* START Input material *

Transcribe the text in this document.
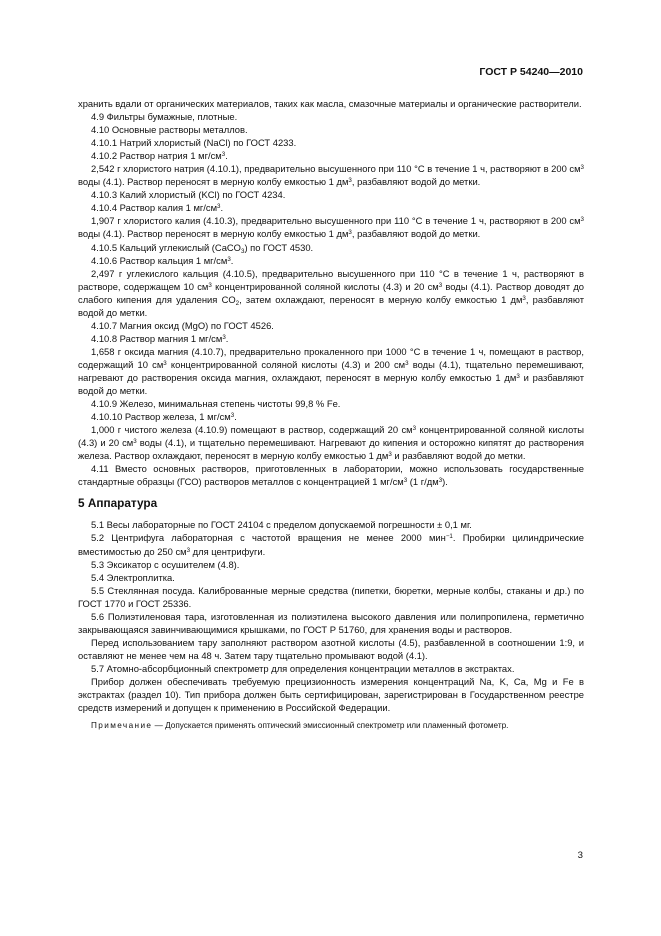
ГОСТ Р 54240—2010

хранить вдали от органических материалов, таких как масла, смазочные материалы и органические растворители.

4.9 Фильтры бумажные, плотные.

4.10 Основные растворы металлов.

4.10.1 Натрий хлористый (NaCl) по ГОСТ 4233.

4.10.2 Раствор натрия 1 $мг/см^3$.

2,542 г хлористого натрия (4.10.1), предварительно высушенного при 110 °С в течение 1 ч, растворяют в 200 $см^3$ воды (4.1). Раствор переносят в мерную колбу емкостью 1 $дм^3$, разбавляют водой до метки.

4.10.3 Калий хлористый (KCl) по ГОСТ 4234.

4.10.4 Раствор калия 1 $мг/см^3$.

1,907 г хлористого калия (4.10.3), предварительно высушенного при 110 °С в течение 1 ч, растворяют в 200 $см^3$ воды (4.1). Раствор переносят в мерную колбу емкостью 1 $дм^3$, разбавляют водой до метки.

4.10.5 Кальций углекислый (CaCO$_3$) по ГОСТ 4530.

4.10.6 Раствор кальция 1 $мг/см^3$.

2,497 г углекислого кальция (4.10.5), предварительно высушенного при 110 °С в течение 1 ч, растворяют в растворе, содержащем 10 $см^3$ концентрированной соляной кислоты (4.3) и 20 $см^3$ воды (4.1). Раствор доводят до слабого кипения для удаления $CO_2$, затем охлаждают, переносят в мерную колбу емкостью 1 $дм^3$, разбавляют водой до метки.

4.10.7 Магния оксид (MgO) по ГОСТ 4526.

4.10.8 Раствор магния 1 $мг/см^3$.

1,658 г оксида магния (4.10.7), предварительно прокаленного при 1000 °С в течение 1 ч, помещают в раствор, содержащий 10 $см^3$ концентрированной соляной кислоты (4.3) и 200 $см^3$ воды (4.1), тщательно перемешивают, нагревают до растворения оксида магния, охлаждают, переносят в мерную колбу емкостью 1 $дм^3$ и разбавляют водой до метки.

4.10.9 Железо, минимальная степень чистоты 99,8 % Fe.

4.10.10 Раствор железа, 1 $мг/см^3$.

1,000 г чистого железа (4.10.9) помещают в раствор, содержащий 20 $см^3$ концентрированной соляной кислоты (4.3) и 20 $см^3$ воды (4.1), и тщательно перемешивают. Нагревают до кипения и осторожно кипятят до растворения железа. Раствор охлаждают, переносят в мерную колбу емкостью 1 $дм^3$ и разбавляют водой до метки.

4.11 Вместо основных растворов, приготовленных в лаборатории, можно использовать государственные стандартные образцы (ГСО) растворов металлов с концентрацией 1 $мг/см^3$ (1 $г/дм^3$).

5 Аппаратура

5.1 Весы лабораторные по ГОСТ 24104 с пределом допускаемой погрешности ± 0,1 мг.

5.2 Центрифуга лабораторная с частотой вращения не менее 2000 мин$^{-1}$. Пробирки цилиндрические вместимостью до 250 $см^3$ для центрифуги.

5.3 Эксикатор с осушителем (4.8).

5.4 Электроплитка.

5.5 Стеклянная посуда. Калиброванные мерные средства (пипетки, бюретки, мерные колбы, стаканы и др.) по ГОСТ 1770 и ГОСТ 25336.

5.6 Полиэтиленовая тара, изготовленная из полиэтилена высокого давления или полипропилена, герметично закрывающаяся завинчивающимися крышками, по ГОСТ Р 51760, для хранения воды и растворов.

Перед использованием тару заполняют раствором азотной кислоты (4.5), разбавленной в соотношении 1:9, и оставляют не менее чем на 48 ч. Затем тару тщательно промывают водой (4.1).

5.7 Атомно-абсорбционный спектрометр для определения концентрации металлов в экстрактах.

Прибор должен обеспечивать требуемую прецизионность измерения концентраций Na, K, Ca, Mg и Fe в экстрактах (раздел 10). Тип прибора должен быть сертифицирован, зарегистрирован в Государственном реестре средств измерений и допущен к применению в Российской Федерации.

Примечание — Допускается применять оптический эмиссионный спектрометр или пламенный фотометр.

3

* END Input material *

**What you will do:**
Return every line in the listing that contains the word "хлористого".

**Response to the task:**
2,542 г хлористого натрия (4.10.1), предварительно высушенного при 110 °С в течение 1 ч, растворяют в 200 $см^3$ воды (4.1). Раствор переносят в мерную колбу емкостью 1 $дм^3$, разбавляют водой до метки.
1,907 г хлористого калия (4.10.3), предварительно высушенного при 110 °С в течение 1 ч, растворяют в 200 $см^3$ воды (4.1). Раствор переносят в мерную колбу емкостью 1 $дм^3$, разбавляют водой до метки.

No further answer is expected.